======== SUPPLIED ENTRIES
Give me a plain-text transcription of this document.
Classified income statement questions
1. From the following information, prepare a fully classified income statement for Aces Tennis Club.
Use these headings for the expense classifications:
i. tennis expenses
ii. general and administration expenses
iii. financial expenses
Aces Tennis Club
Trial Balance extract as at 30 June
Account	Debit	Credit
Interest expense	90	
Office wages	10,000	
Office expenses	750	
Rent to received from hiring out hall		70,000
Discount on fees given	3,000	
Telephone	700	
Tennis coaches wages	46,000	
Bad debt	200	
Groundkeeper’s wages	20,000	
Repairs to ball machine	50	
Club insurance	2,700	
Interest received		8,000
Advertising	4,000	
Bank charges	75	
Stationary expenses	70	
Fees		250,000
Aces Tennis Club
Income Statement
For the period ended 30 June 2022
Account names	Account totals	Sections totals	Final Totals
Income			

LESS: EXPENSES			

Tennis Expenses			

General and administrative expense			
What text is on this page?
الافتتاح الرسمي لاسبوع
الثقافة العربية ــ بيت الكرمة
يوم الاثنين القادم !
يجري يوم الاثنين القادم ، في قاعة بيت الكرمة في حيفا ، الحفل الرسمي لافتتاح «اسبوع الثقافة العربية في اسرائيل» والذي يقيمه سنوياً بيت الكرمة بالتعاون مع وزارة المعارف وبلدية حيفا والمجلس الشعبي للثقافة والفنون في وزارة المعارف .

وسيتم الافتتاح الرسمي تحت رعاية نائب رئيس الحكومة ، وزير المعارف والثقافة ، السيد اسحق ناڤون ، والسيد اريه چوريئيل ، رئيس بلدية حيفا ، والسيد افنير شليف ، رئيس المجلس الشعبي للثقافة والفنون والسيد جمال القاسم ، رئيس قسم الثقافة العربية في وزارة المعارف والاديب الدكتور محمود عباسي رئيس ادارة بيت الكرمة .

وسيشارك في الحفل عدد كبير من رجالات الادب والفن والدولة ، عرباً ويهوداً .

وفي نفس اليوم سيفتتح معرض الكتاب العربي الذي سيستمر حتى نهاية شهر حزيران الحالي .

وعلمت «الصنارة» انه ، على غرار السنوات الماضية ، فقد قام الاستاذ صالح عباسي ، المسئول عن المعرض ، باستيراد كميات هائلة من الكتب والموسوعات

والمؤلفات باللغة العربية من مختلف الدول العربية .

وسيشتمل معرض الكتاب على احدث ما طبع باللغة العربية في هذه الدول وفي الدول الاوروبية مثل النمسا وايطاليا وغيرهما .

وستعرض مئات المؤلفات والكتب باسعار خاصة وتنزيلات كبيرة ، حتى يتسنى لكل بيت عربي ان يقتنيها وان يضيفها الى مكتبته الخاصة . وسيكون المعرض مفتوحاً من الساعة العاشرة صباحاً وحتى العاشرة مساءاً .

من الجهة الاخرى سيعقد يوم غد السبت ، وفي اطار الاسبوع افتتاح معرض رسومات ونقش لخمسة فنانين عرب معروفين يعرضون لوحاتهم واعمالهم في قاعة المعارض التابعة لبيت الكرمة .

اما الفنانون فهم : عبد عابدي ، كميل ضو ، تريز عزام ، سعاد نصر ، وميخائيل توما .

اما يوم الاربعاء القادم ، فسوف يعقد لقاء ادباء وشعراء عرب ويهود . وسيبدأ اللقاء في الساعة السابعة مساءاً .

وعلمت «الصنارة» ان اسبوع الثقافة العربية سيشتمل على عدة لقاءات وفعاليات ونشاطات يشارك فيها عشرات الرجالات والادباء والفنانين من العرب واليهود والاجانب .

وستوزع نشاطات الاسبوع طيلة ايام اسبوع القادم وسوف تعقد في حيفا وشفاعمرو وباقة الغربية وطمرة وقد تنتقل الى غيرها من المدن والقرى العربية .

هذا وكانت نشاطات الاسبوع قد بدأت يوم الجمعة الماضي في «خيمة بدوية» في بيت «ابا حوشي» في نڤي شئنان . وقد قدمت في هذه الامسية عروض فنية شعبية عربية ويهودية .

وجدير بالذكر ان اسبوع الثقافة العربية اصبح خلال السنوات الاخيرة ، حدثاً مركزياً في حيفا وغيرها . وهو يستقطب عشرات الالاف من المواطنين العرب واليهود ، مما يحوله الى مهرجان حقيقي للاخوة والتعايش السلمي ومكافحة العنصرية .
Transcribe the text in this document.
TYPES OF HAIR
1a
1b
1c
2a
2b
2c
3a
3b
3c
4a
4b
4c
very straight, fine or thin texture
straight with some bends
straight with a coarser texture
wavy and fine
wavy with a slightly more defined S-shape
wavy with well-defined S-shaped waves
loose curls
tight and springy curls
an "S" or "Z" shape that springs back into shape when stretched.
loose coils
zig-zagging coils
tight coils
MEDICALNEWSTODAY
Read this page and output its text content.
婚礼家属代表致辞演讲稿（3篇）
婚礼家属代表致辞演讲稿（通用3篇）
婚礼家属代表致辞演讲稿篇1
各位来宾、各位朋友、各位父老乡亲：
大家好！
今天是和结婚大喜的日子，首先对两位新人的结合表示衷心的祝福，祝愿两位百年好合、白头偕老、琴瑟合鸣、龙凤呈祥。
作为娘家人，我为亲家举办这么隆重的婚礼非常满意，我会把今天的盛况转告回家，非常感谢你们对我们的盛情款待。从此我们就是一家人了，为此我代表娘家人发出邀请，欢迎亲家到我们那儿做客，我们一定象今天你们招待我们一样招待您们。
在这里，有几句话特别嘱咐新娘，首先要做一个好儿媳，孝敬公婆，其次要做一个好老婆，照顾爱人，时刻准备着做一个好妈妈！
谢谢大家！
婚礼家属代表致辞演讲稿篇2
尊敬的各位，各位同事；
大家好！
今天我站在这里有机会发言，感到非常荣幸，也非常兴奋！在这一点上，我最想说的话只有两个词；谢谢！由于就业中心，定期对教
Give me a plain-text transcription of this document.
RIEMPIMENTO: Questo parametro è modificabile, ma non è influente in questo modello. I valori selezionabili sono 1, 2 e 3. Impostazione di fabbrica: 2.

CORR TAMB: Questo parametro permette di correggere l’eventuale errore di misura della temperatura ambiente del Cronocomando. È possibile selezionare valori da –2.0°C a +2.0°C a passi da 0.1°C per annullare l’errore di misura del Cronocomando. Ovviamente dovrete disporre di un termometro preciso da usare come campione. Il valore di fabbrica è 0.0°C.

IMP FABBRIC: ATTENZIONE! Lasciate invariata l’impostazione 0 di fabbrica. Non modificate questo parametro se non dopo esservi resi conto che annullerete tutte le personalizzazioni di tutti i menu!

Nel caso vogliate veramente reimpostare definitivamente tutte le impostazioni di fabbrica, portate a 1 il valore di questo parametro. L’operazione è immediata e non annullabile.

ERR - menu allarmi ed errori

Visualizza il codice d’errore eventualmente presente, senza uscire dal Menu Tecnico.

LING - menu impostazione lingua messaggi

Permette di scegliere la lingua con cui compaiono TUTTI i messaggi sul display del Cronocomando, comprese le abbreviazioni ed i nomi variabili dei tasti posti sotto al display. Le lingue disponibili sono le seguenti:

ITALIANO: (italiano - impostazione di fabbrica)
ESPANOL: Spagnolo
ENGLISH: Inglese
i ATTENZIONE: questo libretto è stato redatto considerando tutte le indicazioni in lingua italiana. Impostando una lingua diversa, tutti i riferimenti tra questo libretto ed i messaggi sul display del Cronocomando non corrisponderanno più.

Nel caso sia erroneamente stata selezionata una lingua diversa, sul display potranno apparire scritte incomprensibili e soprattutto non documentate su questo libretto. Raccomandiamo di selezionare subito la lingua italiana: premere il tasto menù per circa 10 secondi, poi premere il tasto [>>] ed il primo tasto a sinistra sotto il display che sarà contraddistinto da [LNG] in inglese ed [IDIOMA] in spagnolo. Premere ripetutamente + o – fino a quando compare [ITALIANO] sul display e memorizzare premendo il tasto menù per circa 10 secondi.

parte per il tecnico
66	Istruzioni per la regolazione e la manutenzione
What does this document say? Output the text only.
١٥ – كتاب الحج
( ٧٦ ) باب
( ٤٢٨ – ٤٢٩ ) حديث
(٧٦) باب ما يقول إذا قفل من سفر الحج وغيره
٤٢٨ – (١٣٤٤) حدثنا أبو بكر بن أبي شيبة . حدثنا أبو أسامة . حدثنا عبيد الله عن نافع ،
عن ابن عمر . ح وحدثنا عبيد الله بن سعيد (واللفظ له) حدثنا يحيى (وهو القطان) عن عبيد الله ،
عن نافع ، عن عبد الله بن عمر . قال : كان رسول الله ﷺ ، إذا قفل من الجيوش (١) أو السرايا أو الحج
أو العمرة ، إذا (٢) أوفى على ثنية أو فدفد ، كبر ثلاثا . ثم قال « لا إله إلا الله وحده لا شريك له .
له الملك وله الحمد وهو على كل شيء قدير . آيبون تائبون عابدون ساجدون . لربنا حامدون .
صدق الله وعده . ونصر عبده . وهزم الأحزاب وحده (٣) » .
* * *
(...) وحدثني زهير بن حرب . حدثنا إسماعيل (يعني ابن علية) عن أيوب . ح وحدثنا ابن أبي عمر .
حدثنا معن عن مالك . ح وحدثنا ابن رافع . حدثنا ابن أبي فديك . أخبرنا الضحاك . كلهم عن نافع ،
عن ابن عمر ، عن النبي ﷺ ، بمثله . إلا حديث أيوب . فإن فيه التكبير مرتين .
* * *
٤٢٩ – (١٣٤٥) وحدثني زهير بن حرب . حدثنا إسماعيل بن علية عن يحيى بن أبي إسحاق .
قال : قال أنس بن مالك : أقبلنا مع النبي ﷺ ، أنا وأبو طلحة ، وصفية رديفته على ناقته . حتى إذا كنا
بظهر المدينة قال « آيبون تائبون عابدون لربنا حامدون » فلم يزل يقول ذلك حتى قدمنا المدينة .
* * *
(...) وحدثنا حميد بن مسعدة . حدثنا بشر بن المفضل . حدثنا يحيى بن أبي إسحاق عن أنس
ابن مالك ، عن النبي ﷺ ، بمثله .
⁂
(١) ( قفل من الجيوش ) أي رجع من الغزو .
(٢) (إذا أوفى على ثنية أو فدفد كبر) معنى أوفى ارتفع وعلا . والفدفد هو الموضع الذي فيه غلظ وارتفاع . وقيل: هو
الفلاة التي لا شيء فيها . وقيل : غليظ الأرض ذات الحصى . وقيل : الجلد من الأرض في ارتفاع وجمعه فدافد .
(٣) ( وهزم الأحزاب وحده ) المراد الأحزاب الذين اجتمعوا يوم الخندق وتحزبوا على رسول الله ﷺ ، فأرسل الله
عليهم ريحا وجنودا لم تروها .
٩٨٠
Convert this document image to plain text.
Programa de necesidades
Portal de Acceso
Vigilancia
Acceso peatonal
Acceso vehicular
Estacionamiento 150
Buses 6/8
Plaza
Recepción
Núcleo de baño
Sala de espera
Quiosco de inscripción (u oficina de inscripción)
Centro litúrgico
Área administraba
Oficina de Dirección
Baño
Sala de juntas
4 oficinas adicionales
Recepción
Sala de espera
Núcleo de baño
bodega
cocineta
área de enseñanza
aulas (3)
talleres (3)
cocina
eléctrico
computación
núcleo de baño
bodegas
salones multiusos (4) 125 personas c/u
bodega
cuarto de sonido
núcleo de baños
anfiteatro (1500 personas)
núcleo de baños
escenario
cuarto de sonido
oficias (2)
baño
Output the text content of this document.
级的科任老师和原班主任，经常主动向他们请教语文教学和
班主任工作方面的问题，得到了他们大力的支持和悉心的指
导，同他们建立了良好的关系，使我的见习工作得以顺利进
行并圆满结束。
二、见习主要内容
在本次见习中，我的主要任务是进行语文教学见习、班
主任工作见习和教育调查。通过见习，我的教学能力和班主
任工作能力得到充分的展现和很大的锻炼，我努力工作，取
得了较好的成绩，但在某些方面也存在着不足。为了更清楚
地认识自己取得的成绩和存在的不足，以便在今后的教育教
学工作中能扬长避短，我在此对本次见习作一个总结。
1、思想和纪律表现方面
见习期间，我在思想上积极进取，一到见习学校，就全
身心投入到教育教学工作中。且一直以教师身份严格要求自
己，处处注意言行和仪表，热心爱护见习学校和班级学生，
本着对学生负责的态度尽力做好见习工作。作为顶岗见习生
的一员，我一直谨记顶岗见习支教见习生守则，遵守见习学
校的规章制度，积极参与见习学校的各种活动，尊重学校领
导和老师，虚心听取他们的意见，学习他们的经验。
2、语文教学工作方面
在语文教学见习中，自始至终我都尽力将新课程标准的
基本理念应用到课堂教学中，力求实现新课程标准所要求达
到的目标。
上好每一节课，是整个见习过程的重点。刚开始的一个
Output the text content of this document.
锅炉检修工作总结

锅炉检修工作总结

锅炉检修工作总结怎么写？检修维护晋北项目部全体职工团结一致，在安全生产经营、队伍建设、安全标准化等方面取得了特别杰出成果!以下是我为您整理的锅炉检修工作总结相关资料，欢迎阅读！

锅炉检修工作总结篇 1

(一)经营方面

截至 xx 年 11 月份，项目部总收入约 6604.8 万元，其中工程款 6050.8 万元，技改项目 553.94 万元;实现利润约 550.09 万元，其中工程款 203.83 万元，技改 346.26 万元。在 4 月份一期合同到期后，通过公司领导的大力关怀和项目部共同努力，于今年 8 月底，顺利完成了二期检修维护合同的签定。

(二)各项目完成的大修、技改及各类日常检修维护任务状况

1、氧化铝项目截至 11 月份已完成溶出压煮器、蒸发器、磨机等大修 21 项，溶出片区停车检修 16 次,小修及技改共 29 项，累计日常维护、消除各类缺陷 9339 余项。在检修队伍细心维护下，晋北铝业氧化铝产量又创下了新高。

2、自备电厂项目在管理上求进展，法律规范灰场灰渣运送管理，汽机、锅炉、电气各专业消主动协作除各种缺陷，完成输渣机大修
================
*WHAT TO PRODUCE*.
Please retype, exactly as written, every line from the line containing "Convert this document image to plain text." through the last line of the records above, including both of those lines, and nothing else.

*TASK SOLUTION*.
Convert this document image to plain text.
Programa de necesidades
Portal de Acceso
Vigilancia
Acceso peatonal
Acceso vehicular
Estacionamiento 150
Buses 6/8
Plaza
Recepción
Núcleo de baño
Sala de espera
Quiosco de inscripción (u oficina de inscripción)
Centro litúrgico
Área administraba
Oficina de Dirección
Baño
Sala de juntas
4 oficinas adicionales
Recepción
Sala de espera
Núcleo de baño
bodega
cocineta
área de enseñanza
aulas (3)
talleres (3)
cocina
eléctrico
computación
núcleo de baño
bodegas
salones multiusos (4) 125 personas c/u
bodega
cuarto de sonido
núcleo de baños
anfiteatro (1500 personas)
núcleo de baños
escenario
cuarto de sonido
oficias (2)
baño
Output the text content of this document.
级的科任老师和原班主任，经常主动向他们请教语文教学和
班主任工作方面的问题，得到了他们大力的支持和悉心的指
导，同他们建立了良好的关系，使我的见习工作得以顺利进
行并圆满结束。
二、见习主要内容
在本次见习中，我的主要任务是进行语文教学见习、班
主任工作见习和教育调查。通过见习，我的教学能力和班主
任工作能力得到充分的展现和很大的锻炼，我努力工作，取
得了较好的成绩，但在某些方面也存在着不足。为了更清楚
地认识自己取得的成绩和存在的不足，以便在今后的教育教
学工作中能扬长避短，我在此对本次见习作一个总结。
1、思想和纪律表现方面
见习期间，我在思想上积极进取，一到见习学校，就全
身心投入到教育教学工作中。且一直以教师身份严格要求自
己，处处注意言行和仪表，热心爱护见习学校和班级学生，
本着对学生负责的态度尽力做好见习工作。作为顶岗见习生
的一员，我一直谨记顶岗见习支教见习生守则，遵守见习学
校的规章制度，积极参与见习学校的各种活动，尊重学校领
导和老师，虚心听取他们的意见，学习他们的经验。
2、语文教学工作方面
在语文教学见习中，自始至终我都尽力将新课程标准的
基本理念应用到课堂教学中，力求实现新课程标准所要求达
到的目标。
上好每一节课，是整个见习过程的重点。刚开始的一个
Output the text content of this document.
锅炉检修工作总结

锅炉检修工作总结

锅炉检修工作总结怎么写？检修维护晋北项目部全体职工团结一致，在安全生产经营、队伍建设、安全标准化等方面取得了特别杰出成果!以下是我为您整理的锅炉检修工作总结相关资料，欢迎阅读！

锅炉检修工作总结篇 1

(一)经营方面

截至 xx 年 11 月份，项目部总收入约 6604.8 万元，其中工程款 6050.8 万元，技改项目 553.94 万元;实现利润约 550.09 万元，其中工程款 203.83 万元，技改 346.26 万元。在 4 月份一期合同到期后，通过公司领导的大力关怀和项目部共同努力，于今年 8 月底，顺利完成了二期检修维护合同的签定。

(二)各项目完成的大修、技改及各类日常检修维护任务状况

1、氧化铝项目截至 11 月份已完成溶出压煮器、蒸发器、磨机等大修 21 项，溶出片区停车检修 16 次,小修及技改共 29 项，累计日常维护、消除各类缺陷 9339 余项。在检修队伍细心维护下，晋北铝业氧化铝产量又创下了新高。

2、自备电厂项目在管理上求进展，法律规范灰场灰渣运送管理，汽机、锅炉、电气各专业消主动协作除各种缺陷，完成输渣机大修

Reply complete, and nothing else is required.